Transcribe all of the material below word for word and leave out its pictures.

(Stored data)
======

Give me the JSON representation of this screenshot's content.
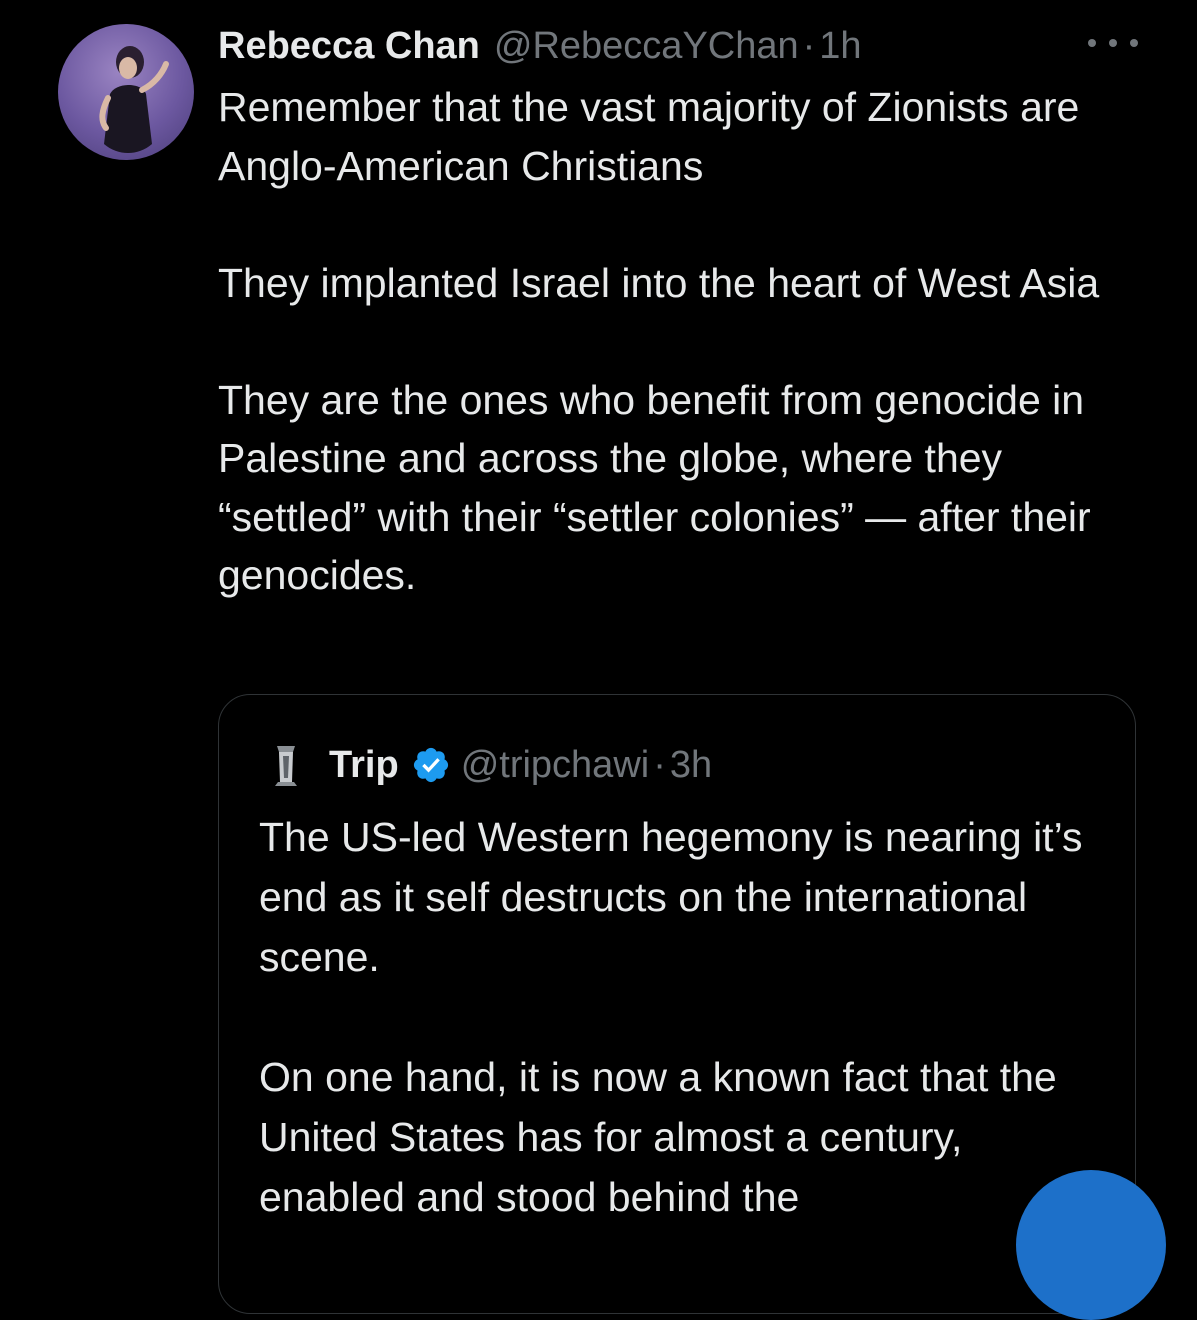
{
  "tweet": {
    "author_name": "Rebecca Chan",
    "author_handle": "@RebeccaYChan",
    "separator": "·",
    "time": "1h",
    "paragraphs": [
      "Remember that the vast majority of Zionists are Anglo-American Christians",
      "They implanted Israel into the heart of West Asia",
      "They are the ones who benefit from genocide in Palestine and across the globe, where they “settled” with their “settler colonies” — after their genocides."
    ]
  },
  "quoted_tweet": {
    "author_name": "Trip",
    "author_handle": "@tripchawi",
    "separator": "·",
    "time": "3h",
    "verified": true,
    "paragraphs": [
      "The US-led Western hegemony is nearing it’s end as it self destructs on the international scene.",
      "On one hand, it is now a known fact that the United States has for almost a century, enabled and stood behind the"
    ]
  },
  "icons": {
    "more": "more-horizontal-icon",
    "verified": "verified-badge-icon"
  },
  "colors": {
    "background": "#000000",
    "text": "#e7e9ea",
    "secondary_text": "#71767b",
    "verified": "#1d9bf0",
    "border": "#2f3336"
  }
}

======

# Answer to this problem
Give me the JSON representation of this screenshot's content.
{
  "tweet": {
    "author_name": "Rebecca Chan",
    "author_handle": "@RebeccaYChan",
    "separator": "·",
    "time": "1h",
    "paragraphs": [
      "Remember that the vast majority of Zionists are Anglo-American Christians",
      "They implanted Israel into the heart of West Asia",
      "They are the ones who benefit from genocide in Palestine and across the globe, where they “settled” with their “settler colonies” — after their genocides."
    ]
  },
  "quoted_tweet": {
    "author_name": "Trip",
    "author_handle": "@tripchawi",
    "separator": "·",
    "time": "3h",
    "verified": true,
    "paragraphs": [
      "The US-led Western hegemony is nearing it’s end as it self destructs on the international scene.",
      "On one hand, it is now a known fact that the United States has for almost a century, enabled and stood behind the"
    ]
  },
  "icons": {
    "more": "more-horizontal-icon",
    "verified": "verified-badge-icon"
  },
  "colors": {
    "background": "#000000",
    "text": "#e7e9ea",
    "secondary_text": "#71767b",
    "verified": "#1d9bf0",
    "border": "#2f3336"
  }
}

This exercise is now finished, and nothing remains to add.